Exercise directions => Here are records with pictures in them. Copy all of them exactly and leave the pictures out.

Items from a dataset:

##############################

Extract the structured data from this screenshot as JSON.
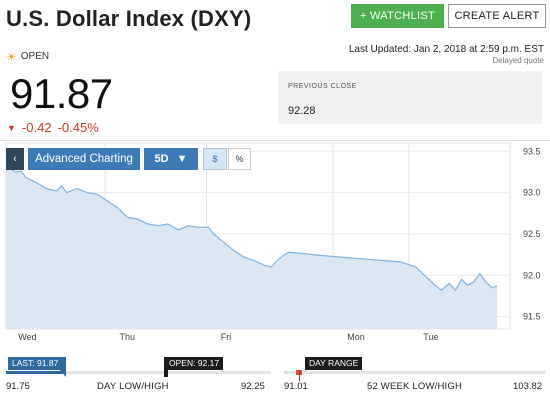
{
  "header": {
    "title": "U.S. Dollar Index (DXY)",
    "watchlist_label": "+ WATCHLIST",
    "alert_label": "CREATE ALERT"
  },
  "status": {
    "market_state": "OPEN",
    "last_updated": "Last Updated: Jan 2, 2018 at 2:59 p.m. EST",
    "delayed": "Delayed quote"
  },
  "quote": {
    "price": "91.87",
    "change": "-0.42",
    "change_pct": "-0.45%",
    "down_color": "#c0392b"
  },
  "previous_close": {
    "label": "PREVIOUS CLOSE",
    "value": "92.28"
  },
  "toolbar": {
    "back_icon": "chevron-left-icon",
    "back_glyph": "‹",
    "advanced_label": "Advanced Charting",
    "range_label": "5D",
    "range_caret": "▼",
    "dollar_label": "$",
    "percent_label": "%"
  },
  "chart_data": {
    "type": "area",
    "x_labels": [
      "Wed",
      "Thu",
      "Fri",
      "Mon",
      "Tue"
    ],
    "y_ticks": [
      "93.5",
      "93.0",
      "92.5",
      "92.0",
      "91.5"
    ],
    "y_tick_values": [
      93.5,
      93.0,
      92.5,
      92.0,
      91.5
    ],
    "ylim": [
      91.35,
      93.6
    ],
    "x_range": [
      0,
      4.85
    ],
    "series": [
      {
        "points": [
          [
            0.0,
            93.3
          ],
          [
            0.05,
            93.28
          ],
          [
            0.1,
            93.25
          ],
          [
            0.15,
            93.26
          ],
          [
            0.2,
            93.18
          ],
          [
            0.3,
            93.12
          ],
          [
            0.4,
            93.05
          ],
          [
            0.5,
            93.02
          ],
          [
            0.55,
            93.08
          ],
          [
            0.6,
            93.0
          ],
          [
            0.7,
            93.05
          ],
          [
            0.8,
            93.0
          ],
          [
            0.9,
            92.98
          ],
          [
            1.0,
            92.9
          ],
          [
            1.1,
            92.82
          ],
          [
            1.2,
            92.7
          ],
          [
            1.3,
            92.68
          ],
          [
            1.4,
            92.62
          ],
          [
            1.5,
            92.6
          ],
          [
            1.6,
            92.62
          ],
          [
            1.7,
            92.55
          ],
          [
            1.8,
            92.6
          ],
          [
            1.9,
            92.58
          ],
          [
            2.0,
            92.58
          ],
          [
            2.05,
            92.5
          ],
          [
            2.15,
            92.4
          ],
          [
            2.25,
            92.3
          ],
          [
            2.35,
            92.22
          ],
          [
            2.45,
            92.18
          ],
          [
            2.55,
            92.12
          ],
          [
            2.62,
            92.1
          ],
          [
            2.68,
            92.18
          ],
          [
            2.75,
            92.25
          ],
          [
            2.8,
            92.28
          ],
          [
            3.1,
            92.24
          ],
          [
            3.5,
            92.2
          ],
          [
            3.9,
            92.16
          ],
          [
            4.05,
            92.1
          ],
          [
            4.15,
            91.98
          ],
          [
            4.22,
            91.9
          ],
          [
            4.3,
            91.82
          ],
          [
            4.38,
            91.9
          ],
          [
            4.44,
            91.82
          ],
          [
            4.5,
            91.95
          ],
          [
            4.56,
            91.88
          ],
          [
            4.62,
            91.92
          ],
          [
            4.68,
            92.02
          ],
          [
            4.74,
            91.92
          ],
          [
            4.8,
            91.85
          ],
          [
            4.85,
            91.87
          ]
        ],
        "line_color": "#7fb2de",
        "fill_color": "#dbe8f4"
      }
    ],
    "grid": true
  },
  "day_range": {
    "last_label": "LAST: 91.87",
    "open_label": "OPEN: 92.17",
    "low": "91.75",
    "high": "92.25",
    "caption": "DAY LOW/HIGH",
    "last_fraction": 0.24
  },
  "week_range": {
    "tag_label": "DAY RANGE",
    "low": "91.01",
    "high": "103.82",
    "caption": "52 WEEK LOW/HIGH",
    "fill_color": "#e04b2e"
  }
}
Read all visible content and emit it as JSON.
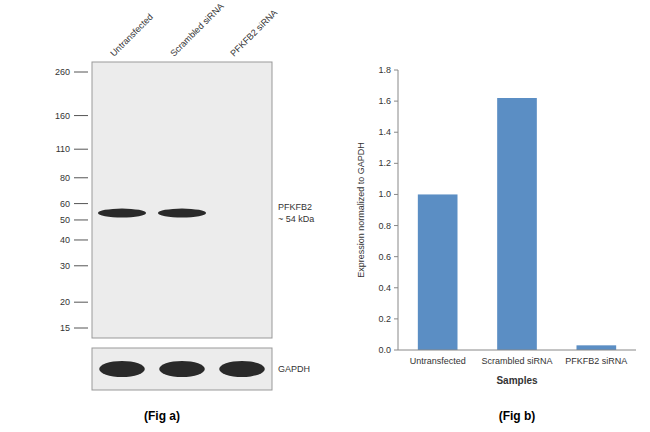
{
  "chart_data": [
    {
      "type": "blot",
      "title": "(Fig a)",
      "categories": [
        "Untransfected",
        "Scrambled siRNA",
        "PFKFB2 siRNA"
      ],
      "log": "y",
      "ylim": [
        15,
        260
      ],
      "yticks": [
        260,
        160,
        110,
        80,
        60,
        50,
        40,
        30,
        20,
        15
      ],
      "color": "#2a2a2a",
      "series": [
        {
          "name": "PFKFB2\n~ 54 kDa",
          "values": [
            54,
            54,
            null
          ]
        }
      ],
      "annotations": [
        "GAPDH"
      ]
    },
    {
      "type": "bar",
      "title": "(Fig b)",
      "categories": [
        "Untransfected",
        "Scrambled siRNA",
        "PFKFB2 siRNA"
      ],
      "values": [
        1.0,
        1.62,
        0.03
      ],
      "color": "#5b8ec4",
      "xlabel": "Samples",
      "ylabel": "Expression normalized to GAPDH",
      "ylim": [
        0,
        1.8
      ],
      "yticks": [
        {
          "value": 0,
          "label": "0.0"
        },
        0.2,
        0.4,
        0.6,
        0.8,
        {
          "value": 1.0,
          "label": "1.0"
        },
        1.2,
        1.4,
        1.6,
        1.8
      ],
      "grid": false
    }
  ]
}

##############################

Answer below =>
Extract the structured data from this screenshot as JSON.
{
  "header": {
    "title": "U.S. Dollar Index (DXY)",
    "watchlist_label": "+ WATCHLIST",
    "alert_label": "CREATE ALERT"
  },
  "status": {
    "market_state": "OPEN",
    "last_updated": "Last Updated: Jan 2, 2018 at 2:59 p.m. EST",
    "delayed": "Delayed quote"
  },
  "quote": {
    "price": "91.87",
    "change": "-0.42",
    "change_pct": "-0.45%",
    "down_color": "#c0392b"
  },
  "previous_close": {
    "label": "PREVIOUS CLOSE",
    "value": "92.28"
  },
  "toolbar": {
    "back_icon": "chevron-left-icon",
    "back_glyph": "‹",
    "advanced_label": "Advanced Charting",
    "range_label": "5D",
    "range_caret": "▼",
    "dollar_label": "$",
    "percent_label": "%"
  },
  "chart_data": {
    "type": "area",
    "x_labels": [
      "Wed",
      "Thu",
      "Fri",
      "Mon",
      "Tue"
    ],
    "y_ticks": [
      "93.5",
      "93.0",
      "92.5",
      "92.0",
      "91.5"
    ],
    "y_tick_values": [
      93.5,
      93.0,
      92.5,
      92.0,
      91.5
    ],
    "ylim": [
      91.35,
      93.6
    ],
    "x_range": [
      0,
      4.85
    ],
    "series": [
      {
        "points": [
          [
            0.0,
            93.3
          ],
          [
            0.05,
            93.28
          ],
          [
            0.1,
            93.25
          ],
          [
            0.15,
            93.26
          ],
          [
            0.2,
            93.18
          ],
          [
            0.3,
            93.12
          ],
          [
            0.4,
            93.05
          ],
          [
            0.5,
            93.02
          ],
          [
            0.55,
            93.08
          ],
          [
            0.6,
            93.0
          ],
          [
            0.7,
            93.05
          ],
          [
            0.8,
            93.0
          ],
          [
            0.9,
            92.98
          ],
          [
            1.0,
            92.9
          ],
          [
            1.1,
            92.82
          ],
          [
            1.2,
            92.7
          ],
          [
            1.3,
            92.68
          ],
          [
            1.4,
            92.62
          ],
          [
            1.5,
            92.6
          ],
          [
            1.6,
            92.62
          ],
          [
            1.7,
            92.55
          ],
          [
            1.8,
            92.6
          ],
          [
            1.9,
            92.58
          ],
          [
            2.0,
            92.58
          ],
          [
            2.05,
            92.5
          ],
          [
            2.15,
            92.4
          ],
          [
            2.25,
            92.3
          ],
          [
            2.35,
            92.22
          ],
          [
            2.45,
            92.18
          ],
          [
            2.55,
            92.12
          ],
          [
            2.62,
            92.1
          ],
          [
            2.68,
            92.18
          ],
          [
            2.75,
            92.25
          ],
          [
            2.8,
            92.28
          ],
          [
            3.1,
            92.24
          ],
          [
            3.5,
            92.2
          ],
          [
            3.9,
            92.16
          ],
          [
            4.05,
            92.1
          ],
          [
            4.15,
            91.98
          ],
          [
            4.22,
            91.9
          ],
          [
            4.3,
            91.82
          ],
          [
            4.38,
            91.9
          ],
          [
            4.44,
            91.82
          ],
          [
            4.5,
            91.95
          ],
          [
            4.56,
            91.88
          ],
          [
            4.62,
            91.92
          ],
          [
            4.68,
            92.02
          ],
          [
            4.74,
            91.92
          ],
          [
            4.8,
            91.85
          ],
          [
            4.85,
            91.87
          ]
        ],
        "line_color": "#7fb2de",
        "fill_color": "#dbe8f4"
      }
    ],
    "grid": true
  },
  "day_range": {
    "last_label": "LAST: 91.87",
    "open_label": "OPEN: 92.17",
    "low": "91.75",
    "high": "92.25",
    "caption": "DAY LOW/HIGH",
    "last_fraction": 0.24
  },
  "week_range": {
    "tag_label": "DAY RANGE",
    "low": "91.01",
    "high": "103.82",
    "caption": "52 WEEK LOW/HIGH",
    "fill_color": "#e04b2e"
  }
}
Read all visible content and emit it as JSON.
{
  "chart_data": [
    {
      "type": "blot",
      "title": "(Fig a)",
      "categories": [
        "Untransfected",
        "Scrambled siRNA",
        "PFKFB2 siRNA"
      ],
      "log": "y",
      "ylim": [
        15,
        260
      ],
      "yticks": [
        260,
        160,
        110,
        80,
        60,
        50,
        40,
        30,
        20,
        15
      ],
      "color": "#2a2a2a",
      "series": [
        {
          "name": "PFKFB2\n~ 54 kDa",
          "values": [
            54,
            54,
            null
          ]
        }
      ],
      "annotations": [
        "GAPDH"
      ]
    },
    {
      "type": "bar",
      "title": "(Fig b)",
      "categories": [
        "Untransfected",
        "Scrambled siRNA",
        "PFKFB2 siRNA"
      ],
      "values": [
        1.0,
        1.62,
        0.03
      ],
      "color": "#5b8ec4",
      "xlabel": "Samples",
      "ylabel": "Expression normalized to GAPDH",
      "ylim": [
        0,
        1.8
      ],
      "yticks": [
        {
          "value": 0,
          "label": "0.0"
        },
        0.2,
        0.4,
        0.6,
        0.8,
        {
          "value": 1.0,
          "label": "1.0"
        },
        1.2,
        1.4,
        1.6,
        1.8
      ],
      "grid": false
    }
  ]
}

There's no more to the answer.